• PROBLEM TO SOLVE
Find the word "Slope" in the material below and gather every line that contains it.

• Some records
------------------------------

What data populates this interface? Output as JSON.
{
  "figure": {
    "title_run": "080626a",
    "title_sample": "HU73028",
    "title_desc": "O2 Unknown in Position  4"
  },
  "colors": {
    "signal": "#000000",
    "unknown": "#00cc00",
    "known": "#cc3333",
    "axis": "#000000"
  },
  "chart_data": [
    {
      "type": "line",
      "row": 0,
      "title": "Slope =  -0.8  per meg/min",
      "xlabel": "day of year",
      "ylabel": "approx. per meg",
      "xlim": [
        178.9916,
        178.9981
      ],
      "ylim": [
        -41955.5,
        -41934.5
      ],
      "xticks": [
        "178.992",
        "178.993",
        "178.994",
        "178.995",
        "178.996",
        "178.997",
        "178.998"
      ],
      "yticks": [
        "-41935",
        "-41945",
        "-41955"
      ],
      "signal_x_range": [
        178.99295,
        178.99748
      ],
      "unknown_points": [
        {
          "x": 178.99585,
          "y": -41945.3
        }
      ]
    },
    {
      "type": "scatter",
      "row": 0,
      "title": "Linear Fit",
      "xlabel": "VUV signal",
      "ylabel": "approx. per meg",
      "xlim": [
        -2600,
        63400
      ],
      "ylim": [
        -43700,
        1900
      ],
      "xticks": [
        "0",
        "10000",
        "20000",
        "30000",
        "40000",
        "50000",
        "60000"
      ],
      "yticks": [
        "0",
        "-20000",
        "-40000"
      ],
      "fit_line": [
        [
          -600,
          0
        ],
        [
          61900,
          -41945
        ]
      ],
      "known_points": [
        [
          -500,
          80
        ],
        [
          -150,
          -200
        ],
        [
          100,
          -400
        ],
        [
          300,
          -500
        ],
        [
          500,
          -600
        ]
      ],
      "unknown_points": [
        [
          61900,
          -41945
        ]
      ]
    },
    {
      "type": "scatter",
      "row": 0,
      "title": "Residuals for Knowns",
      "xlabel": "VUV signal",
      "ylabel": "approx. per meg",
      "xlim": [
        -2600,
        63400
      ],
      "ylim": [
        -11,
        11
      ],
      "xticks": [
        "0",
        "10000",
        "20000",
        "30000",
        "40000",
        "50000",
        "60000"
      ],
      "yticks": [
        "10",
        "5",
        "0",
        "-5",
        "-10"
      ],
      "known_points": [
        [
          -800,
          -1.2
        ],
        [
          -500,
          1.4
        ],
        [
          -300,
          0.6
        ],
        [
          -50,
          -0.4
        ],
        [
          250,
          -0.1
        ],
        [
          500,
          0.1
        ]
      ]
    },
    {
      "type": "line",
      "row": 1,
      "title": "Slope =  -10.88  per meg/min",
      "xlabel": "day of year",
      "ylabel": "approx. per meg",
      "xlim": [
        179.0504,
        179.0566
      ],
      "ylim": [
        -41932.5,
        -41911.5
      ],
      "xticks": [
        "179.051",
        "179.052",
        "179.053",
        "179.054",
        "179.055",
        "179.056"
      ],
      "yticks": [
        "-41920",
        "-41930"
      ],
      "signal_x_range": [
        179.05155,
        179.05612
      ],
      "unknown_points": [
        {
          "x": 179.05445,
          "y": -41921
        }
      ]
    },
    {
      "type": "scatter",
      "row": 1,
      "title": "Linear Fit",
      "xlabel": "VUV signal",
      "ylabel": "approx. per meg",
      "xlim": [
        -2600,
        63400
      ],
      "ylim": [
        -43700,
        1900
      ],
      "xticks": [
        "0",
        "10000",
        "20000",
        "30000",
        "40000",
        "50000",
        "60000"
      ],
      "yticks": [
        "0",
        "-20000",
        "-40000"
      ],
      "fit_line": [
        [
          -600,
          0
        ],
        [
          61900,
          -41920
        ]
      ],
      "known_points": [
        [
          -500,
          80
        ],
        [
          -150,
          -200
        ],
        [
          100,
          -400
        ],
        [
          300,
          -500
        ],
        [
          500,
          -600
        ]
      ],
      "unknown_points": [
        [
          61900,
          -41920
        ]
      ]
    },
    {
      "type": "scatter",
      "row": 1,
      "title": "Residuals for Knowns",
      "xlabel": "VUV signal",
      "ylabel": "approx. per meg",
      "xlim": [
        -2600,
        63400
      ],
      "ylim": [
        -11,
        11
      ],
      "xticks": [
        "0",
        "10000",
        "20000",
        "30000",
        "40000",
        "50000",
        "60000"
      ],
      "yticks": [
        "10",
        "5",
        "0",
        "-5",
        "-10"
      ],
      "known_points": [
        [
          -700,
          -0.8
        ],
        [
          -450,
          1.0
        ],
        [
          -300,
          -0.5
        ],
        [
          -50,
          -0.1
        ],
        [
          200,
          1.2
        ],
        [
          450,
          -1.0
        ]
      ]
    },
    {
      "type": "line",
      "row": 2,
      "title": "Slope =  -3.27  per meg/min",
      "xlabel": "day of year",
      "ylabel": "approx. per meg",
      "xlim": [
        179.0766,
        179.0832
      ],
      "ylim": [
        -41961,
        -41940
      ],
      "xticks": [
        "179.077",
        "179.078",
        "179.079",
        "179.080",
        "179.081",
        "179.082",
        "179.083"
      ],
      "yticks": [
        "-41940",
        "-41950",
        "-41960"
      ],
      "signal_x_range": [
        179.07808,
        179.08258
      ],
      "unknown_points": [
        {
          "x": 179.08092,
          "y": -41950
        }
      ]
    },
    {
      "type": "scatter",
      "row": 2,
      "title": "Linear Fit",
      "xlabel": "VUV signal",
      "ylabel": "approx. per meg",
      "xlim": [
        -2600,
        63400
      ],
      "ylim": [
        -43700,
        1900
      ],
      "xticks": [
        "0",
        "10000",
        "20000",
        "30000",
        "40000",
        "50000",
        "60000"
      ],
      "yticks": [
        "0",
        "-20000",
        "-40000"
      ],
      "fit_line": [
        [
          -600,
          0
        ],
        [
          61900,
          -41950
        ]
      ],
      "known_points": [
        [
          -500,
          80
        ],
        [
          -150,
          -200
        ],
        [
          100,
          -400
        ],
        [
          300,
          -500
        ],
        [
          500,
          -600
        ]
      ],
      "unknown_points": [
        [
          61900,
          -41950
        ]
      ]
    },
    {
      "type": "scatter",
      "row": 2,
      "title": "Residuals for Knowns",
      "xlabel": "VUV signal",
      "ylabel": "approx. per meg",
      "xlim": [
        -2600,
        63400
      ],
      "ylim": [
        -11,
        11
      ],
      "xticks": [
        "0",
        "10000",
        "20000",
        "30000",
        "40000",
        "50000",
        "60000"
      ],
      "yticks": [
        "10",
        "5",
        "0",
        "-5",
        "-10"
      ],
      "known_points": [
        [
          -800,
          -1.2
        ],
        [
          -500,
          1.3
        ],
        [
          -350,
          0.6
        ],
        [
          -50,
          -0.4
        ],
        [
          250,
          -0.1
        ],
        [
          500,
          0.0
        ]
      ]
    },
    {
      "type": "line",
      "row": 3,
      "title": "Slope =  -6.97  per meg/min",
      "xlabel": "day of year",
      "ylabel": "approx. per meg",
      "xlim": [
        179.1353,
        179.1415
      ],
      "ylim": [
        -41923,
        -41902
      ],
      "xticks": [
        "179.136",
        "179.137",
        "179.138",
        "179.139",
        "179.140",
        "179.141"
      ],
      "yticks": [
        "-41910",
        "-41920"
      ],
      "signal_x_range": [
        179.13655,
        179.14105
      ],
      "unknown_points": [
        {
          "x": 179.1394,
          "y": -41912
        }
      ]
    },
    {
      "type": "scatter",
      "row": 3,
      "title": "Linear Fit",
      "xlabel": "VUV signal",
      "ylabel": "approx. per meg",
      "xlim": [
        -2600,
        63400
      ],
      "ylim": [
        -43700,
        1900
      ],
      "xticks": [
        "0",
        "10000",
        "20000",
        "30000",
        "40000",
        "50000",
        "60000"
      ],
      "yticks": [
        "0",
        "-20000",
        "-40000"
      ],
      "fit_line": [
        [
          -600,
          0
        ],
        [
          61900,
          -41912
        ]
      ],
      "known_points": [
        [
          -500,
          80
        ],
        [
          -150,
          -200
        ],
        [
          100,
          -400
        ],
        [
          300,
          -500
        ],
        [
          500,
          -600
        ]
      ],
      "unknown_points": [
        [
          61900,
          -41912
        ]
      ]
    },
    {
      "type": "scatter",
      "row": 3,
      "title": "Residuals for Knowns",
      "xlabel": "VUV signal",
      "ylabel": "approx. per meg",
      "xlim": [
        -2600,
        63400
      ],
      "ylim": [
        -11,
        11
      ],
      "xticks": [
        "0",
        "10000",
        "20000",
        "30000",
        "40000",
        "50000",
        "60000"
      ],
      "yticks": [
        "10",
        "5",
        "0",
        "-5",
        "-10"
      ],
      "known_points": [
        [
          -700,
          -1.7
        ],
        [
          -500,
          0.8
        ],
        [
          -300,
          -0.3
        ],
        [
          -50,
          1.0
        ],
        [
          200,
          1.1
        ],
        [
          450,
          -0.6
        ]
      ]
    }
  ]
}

------------------------------

• WORKED SOLUTION
      "title": "Slope =  -0.8  per meg/min",
      "title": "Slope =  -10.88  per meg/min",
      "title": "Slope =  -3.27  per meg/min",
      "title": "Slope =  -6.97  per meg/min",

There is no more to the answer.